● SET TASK
Could you write out the records below exactly as they appear, leaving out any pictures?
━━━━━━━━━━━━━━━━━━━━━━━━━━━━━━
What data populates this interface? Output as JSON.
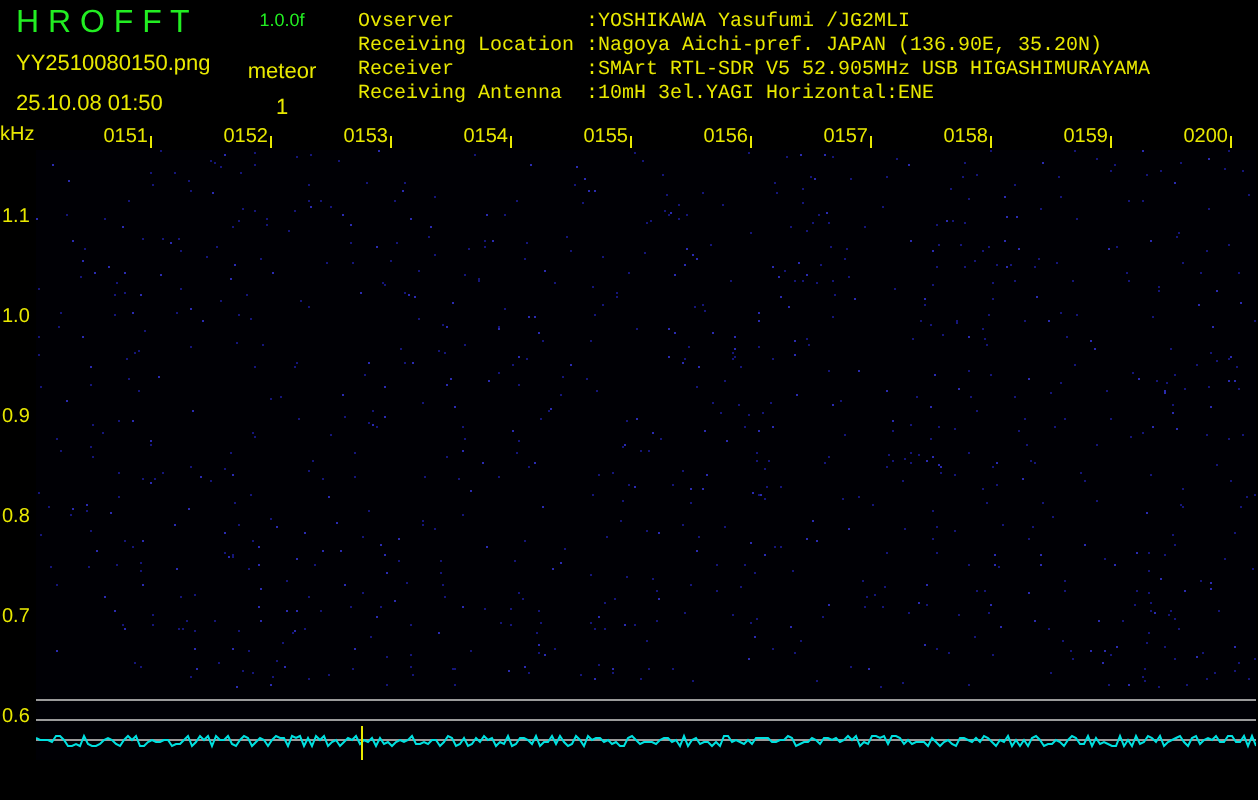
{
  "app": {
    "title": "H R O F F T",
    "version": "1.0.0f",
    "filename": "YY2510080150.png",
    "timestamp": "25.10.08 01:50",
    "category_label": "meteor",
    "count": "1"
  },
  "info": [
    {
      "label": "Ovserver",
      "value": ":YOSHIKAWA Yasufumi /JG2MLI"
    },
    {
      "label": "Receiving Location",
      "value": ":Nagoya Aichi-pref. JAPAN (136.90E, 35.20N)"
    },
    {
      "label": "Receiver",
      "value": ":SMArt RTL-SDR V5 52.905MHz USB HIGASHIMURAYAMA"
    },
    {
      "label": "Receiving Antenna",
      "value": ":10mH 3el.YAGI Horizontal:ENE"
    }
  ],
  "plot": {
    "unit": "kHz",
    "time_labels": [
      "0151",
      "0152",
      "0153",
      "0154",
      "0155",
      "0156",
      "0157",
      "0158",
      "0159",
      "0200"
    ],
    "freq_labels": [
      "1.1",
      "1.0",
      "0.9",
      "0.8",
      "0.7",
      "0.6"
    ]
  }
}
━━━━━━━━━━━━━━━━━━━━━━━━━━━━━━
● CORRECT OUTPUT
What data populates this interface? Output as JSON.
{
  "app": {
    "title": "H R O F F T",
    "version": "1.0.0f",
    "filename": "YY2510080150.png",
    "timestamp": "25.10.08 01:50",
    "category_label": "meteor",
    "count": "1"
  },
  "info": [
    {
      "label": "Ovserver",
      "value": ":YOSHIKAWA Yasufumi /JG2MLI"
    },
    {
      "label": "Receiving Location",
      "value": ":Nagoya Aichi-pref. JAPAN (136.90E, 35.20N)"
    },
    {
      "label": "Receiver",
      "value": ":SMArt RTL-SDR V5 52.905MHz USB HIGASHIMURAYAMA"
    },
    {
      "label": "Receiving Antenna",
      "value": ":10mH 3el.YAGI Horizontal:ENE"
    }
  ],
  "plot": {
    "unit": "kHz",
    "time_labels": [
      "0151",
      "0152",
      "0153",
      "0154",
      "0155",
      "0156",
      "0157",
      "0158",
      "0159",
      "0200"
    ],
    "freq_labels": [
      "1.1",
      "1.0",
      "0.9",
      "0.8",
      "0.7",
      "0.6"
    ]
  }
}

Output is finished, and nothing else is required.